_TASK INSTRUCTIONS:_
Locate the word "labels" in the data below, then copy every line that holds it.
start SUPPLIED ENTRIES
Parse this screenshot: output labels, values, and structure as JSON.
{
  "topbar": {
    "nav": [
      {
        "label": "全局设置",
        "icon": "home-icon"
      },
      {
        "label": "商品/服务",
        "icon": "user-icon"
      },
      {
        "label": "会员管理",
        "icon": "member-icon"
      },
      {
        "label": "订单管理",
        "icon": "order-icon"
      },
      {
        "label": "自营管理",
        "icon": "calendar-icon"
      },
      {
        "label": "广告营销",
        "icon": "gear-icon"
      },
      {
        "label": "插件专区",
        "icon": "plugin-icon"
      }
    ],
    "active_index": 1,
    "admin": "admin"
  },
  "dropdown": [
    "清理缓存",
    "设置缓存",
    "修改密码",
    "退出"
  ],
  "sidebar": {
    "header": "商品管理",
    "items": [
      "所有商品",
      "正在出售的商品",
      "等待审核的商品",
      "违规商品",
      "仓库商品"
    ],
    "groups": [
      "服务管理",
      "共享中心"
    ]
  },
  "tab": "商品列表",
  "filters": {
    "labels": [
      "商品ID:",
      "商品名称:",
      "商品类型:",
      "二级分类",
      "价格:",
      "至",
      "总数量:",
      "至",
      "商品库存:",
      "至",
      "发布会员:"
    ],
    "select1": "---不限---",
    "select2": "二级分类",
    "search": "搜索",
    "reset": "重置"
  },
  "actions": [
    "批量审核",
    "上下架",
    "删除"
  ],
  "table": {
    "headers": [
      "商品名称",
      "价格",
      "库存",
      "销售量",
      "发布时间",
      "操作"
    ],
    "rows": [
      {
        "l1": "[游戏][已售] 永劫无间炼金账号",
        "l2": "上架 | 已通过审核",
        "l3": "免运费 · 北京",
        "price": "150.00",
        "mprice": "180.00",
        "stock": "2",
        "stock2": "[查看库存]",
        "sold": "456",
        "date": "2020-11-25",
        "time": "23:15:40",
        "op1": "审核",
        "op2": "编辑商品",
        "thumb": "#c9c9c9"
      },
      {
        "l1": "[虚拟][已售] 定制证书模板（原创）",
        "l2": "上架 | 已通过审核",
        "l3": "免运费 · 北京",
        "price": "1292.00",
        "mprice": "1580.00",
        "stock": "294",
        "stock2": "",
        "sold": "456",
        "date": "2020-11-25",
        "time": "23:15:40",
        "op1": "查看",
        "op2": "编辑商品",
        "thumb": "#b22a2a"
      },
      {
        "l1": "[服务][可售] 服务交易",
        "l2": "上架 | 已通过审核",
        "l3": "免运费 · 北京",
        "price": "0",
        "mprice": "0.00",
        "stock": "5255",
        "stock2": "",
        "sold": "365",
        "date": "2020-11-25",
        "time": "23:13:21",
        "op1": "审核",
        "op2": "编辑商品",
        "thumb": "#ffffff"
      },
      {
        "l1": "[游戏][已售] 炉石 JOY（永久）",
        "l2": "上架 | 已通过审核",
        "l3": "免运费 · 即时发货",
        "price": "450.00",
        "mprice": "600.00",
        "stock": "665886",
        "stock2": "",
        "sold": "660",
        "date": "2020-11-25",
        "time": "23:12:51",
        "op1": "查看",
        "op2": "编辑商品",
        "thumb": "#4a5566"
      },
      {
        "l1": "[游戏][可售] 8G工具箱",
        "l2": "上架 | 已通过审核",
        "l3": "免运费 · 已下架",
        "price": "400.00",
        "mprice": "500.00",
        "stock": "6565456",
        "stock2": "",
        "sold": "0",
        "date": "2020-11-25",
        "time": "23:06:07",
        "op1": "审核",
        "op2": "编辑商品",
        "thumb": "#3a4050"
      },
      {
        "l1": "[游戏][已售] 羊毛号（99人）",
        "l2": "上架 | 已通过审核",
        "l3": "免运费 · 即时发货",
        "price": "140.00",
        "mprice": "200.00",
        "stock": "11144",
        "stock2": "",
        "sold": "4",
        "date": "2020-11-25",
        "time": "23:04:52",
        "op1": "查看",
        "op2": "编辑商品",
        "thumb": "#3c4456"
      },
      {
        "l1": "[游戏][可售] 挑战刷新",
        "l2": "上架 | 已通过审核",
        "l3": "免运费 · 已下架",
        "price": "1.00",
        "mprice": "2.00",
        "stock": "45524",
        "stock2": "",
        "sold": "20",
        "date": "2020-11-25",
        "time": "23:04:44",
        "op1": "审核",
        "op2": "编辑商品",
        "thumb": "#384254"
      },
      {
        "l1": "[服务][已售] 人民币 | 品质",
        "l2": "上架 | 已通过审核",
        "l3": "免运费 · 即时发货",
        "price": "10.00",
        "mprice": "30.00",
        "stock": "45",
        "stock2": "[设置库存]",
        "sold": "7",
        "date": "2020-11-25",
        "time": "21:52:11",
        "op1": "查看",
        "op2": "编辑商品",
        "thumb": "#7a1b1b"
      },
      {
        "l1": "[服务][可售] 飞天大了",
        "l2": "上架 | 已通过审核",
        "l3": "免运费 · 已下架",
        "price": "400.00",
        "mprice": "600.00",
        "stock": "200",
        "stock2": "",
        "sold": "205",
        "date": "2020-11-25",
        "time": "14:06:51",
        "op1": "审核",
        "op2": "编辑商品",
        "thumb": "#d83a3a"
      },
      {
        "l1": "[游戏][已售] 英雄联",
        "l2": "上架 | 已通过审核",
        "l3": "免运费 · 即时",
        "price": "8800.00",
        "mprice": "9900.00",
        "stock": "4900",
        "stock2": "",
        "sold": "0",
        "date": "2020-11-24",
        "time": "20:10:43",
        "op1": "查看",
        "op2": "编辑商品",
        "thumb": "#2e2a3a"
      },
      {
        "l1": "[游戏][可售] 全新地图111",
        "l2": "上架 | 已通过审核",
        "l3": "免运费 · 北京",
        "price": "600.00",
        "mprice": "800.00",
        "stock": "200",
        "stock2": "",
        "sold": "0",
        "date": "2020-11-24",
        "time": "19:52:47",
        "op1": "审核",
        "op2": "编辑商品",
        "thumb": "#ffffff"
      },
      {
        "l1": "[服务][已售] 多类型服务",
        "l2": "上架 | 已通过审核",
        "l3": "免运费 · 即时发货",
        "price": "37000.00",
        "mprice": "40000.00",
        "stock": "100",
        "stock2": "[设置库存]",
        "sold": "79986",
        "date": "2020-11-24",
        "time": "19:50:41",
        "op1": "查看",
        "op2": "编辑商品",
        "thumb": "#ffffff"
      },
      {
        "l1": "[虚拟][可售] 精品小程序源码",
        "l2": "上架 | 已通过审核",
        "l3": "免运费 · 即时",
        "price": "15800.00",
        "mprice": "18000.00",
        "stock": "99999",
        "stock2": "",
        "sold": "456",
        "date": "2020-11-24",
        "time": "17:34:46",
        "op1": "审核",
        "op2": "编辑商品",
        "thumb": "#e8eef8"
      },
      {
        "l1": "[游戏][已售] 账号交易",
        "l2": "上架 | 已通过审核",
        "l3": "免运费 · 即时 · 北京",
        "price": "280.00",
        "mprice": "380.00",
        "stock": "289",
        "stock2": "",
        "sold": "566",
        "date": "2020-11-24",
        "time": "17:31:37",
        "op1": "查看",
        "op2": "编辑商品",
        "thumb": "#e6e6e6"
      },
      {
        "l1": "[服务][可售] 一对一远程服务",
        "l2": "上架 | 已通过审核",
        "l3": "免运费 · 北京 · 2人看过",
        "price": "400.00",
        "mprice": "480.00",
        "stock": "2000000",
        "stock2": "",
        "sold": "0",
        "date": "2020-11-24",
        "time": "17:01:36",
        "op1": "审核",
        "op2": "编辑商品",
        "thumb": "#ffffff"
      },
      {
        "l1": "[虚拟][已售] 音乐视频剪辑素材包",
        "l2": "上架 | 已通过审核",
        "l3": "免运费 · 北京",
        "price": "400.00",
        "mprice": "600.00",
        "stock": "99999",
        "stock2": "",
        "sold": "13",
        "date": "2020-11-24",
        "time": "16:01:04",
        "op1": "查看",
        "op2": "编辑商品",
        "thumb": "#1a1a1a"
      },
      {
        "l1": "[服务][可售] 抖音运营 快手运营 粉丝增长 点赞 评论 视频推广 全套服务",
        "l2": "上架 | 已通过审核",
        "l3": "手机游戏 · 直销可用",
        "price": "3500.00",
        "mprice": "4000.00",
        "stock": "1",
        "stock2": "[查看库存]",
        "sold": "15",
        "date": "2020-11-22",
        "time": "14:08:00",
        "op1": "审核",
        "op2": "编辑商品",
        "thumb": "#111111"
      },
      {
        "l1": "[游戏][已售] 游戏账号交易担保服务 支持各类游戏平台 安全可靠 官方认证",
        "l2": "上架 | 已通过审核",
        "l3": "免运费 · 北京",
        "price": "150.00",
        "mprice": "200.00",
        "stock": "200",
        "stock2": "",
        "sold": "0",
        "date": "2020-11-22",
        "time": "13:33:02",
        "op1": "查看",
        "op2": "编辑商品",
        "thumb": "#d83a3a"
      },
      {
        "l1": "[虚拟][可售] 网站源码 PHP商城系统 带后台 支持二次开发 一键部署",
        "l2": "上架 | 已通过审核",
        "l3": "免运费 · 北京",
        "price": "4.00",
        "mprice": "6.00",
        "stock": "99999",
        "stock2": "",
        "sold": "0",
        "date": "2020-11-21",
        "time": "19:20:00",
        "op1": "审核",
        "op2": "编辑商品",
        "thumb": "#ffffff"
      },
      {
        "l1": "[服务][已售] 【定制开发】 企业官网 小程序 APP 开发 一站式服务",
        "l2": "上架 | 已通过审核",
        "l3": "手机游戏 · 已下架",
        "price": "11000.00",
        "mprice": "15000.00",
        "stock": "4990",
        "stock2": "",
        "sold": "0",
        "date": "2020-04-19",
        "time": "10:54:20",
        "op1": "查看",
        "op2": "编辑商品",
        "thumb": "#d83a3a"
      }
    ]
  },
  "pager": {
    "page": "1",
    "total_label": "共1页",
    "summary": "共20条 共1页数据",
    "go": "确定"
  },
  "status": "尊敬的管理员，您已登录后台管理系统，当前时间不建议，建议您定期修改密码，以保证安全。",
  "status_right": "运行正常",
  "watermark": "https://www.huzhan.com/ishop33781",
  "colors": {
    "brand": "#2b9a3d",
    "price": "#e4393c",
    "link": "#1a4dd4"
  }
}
end SUPPLIED ENTRIES
_RESULT OF THE EXERCISE:_
Parse this screenshot: output labels, values, and structure as JSON.
    "labels": [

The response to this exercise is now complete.